• [Work instructions]
Work out how many lines of the material below mention the word "from"; reply with the number only.
##### Information supplied
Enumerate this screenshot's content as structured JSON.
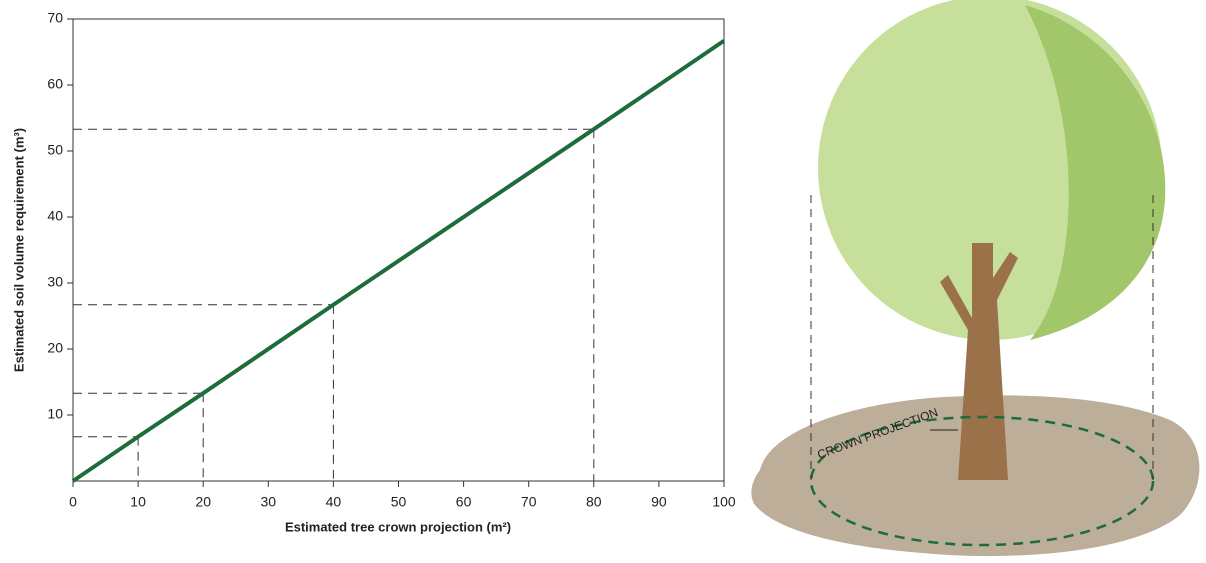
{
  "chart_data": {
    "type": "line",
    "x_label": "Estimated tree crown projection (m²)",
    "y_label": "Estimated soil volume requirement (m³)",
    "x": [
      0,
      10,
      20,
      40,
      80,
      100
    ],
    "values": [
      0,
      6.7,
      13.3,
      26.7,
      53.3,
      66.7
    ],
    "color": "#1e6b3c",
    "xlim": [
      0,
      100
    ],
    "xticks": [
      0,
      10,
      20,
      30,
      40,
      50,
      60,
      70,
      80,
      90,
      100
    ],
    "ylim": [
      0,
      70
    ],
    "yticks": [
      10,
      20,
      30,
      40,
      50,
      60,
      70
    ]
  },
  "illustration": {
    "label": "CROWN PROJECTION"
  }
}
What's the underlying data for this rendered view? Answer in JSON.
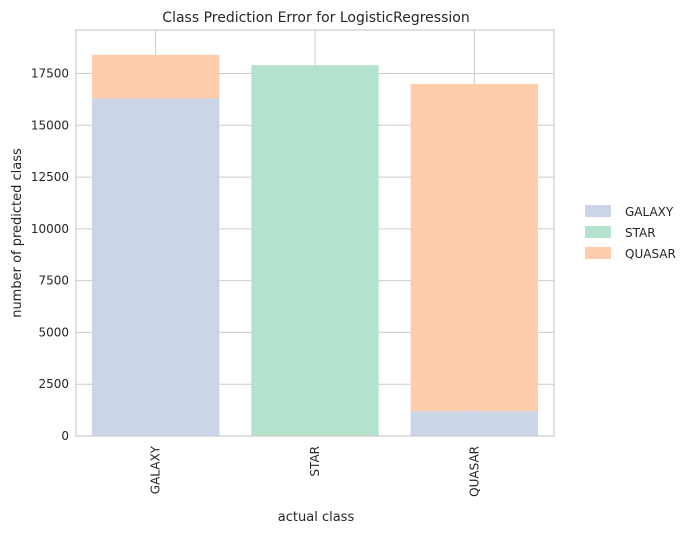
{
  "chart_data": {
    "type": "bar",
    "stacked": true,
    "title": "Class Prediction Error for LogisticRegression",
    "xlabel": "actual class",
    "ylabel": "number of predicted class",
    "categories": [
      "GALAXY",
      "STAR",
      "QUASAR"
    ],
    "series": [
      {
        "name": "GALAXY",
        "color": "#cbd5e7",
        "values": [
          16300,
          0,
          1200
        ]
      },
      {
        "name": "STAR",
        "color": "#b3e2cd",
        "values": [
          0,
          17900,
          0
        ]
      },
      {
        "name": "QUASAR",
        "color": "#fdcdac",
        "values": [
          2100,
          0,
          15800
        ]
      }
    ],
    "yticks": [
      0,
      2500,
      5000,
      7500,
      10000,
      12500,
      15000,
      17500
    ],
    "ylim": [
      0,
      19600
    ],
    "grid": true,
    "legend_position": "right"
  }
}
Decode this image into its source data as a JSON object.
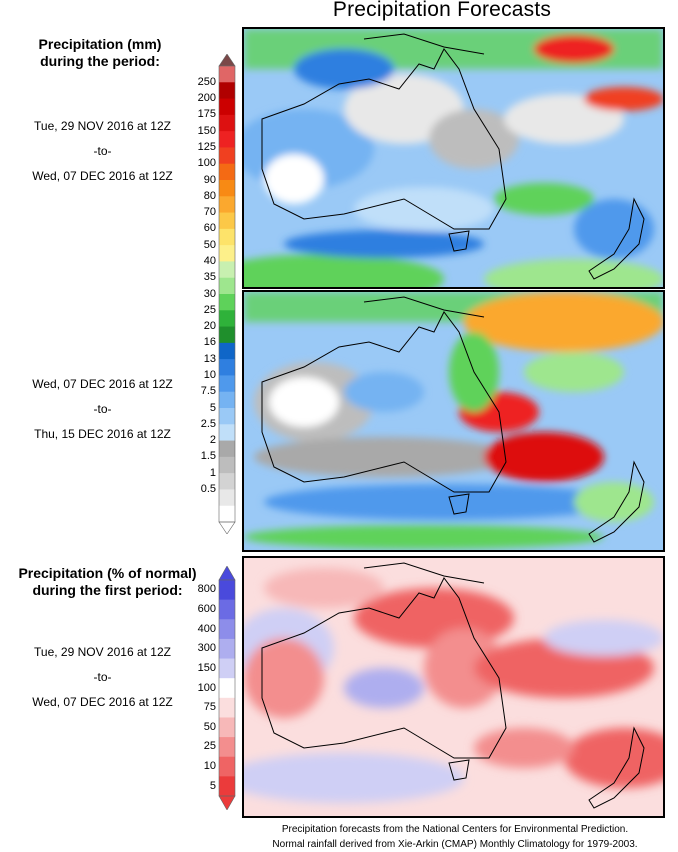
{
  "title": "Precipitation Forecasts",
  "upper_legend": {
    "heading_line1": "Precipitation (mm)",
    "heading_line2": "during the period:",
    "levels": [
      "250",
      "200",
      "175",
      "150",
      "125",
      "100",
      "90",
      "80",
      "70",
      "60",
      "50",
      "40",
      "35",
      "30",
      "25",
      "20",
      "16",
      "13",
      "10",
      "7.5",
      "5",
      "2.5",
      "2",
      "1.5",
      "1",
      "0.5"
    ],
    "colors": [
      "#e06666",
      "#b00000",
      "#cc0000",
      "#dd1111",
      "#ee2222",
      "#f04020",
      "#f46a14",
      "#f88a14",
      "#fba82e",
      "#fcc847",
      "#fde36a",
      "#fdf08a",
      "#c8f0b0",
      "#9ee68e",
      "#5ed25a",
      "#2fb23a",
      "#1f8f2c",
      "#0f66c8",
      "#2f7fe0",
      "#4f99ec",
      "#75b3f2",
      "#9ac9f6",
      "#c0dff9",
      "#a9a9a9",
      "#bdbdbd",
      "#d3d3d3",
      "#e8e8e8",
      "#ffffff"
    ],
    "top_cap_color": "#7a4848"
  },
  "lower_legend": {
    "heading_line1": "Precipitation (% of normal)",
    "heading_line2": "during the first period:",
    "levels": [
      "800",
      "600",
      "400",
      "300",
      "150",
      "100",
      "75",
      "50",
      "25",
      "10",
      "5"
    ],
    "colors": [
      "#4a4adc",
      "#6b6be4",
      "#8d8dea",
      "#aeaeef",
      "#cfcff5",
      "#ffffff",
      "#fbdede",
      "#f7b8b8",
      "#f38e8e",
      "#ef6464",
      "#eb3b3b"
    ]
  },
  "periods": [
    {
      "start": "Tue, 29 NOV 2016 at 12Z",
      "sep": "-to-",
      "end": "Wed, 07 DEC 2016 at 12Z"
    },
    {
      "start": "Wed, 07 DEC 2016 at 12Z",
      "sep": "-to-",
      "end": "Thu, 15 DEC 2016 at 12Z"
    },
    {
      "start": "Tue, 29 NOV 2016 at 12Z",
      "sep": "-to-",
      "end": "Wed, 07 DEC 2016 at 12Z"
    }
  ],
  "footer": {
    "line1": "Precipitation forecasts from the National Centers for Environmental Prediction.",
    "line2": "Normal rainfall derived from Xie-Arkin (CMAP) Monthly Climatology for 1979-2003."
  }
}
##########
• [Response to the task]
2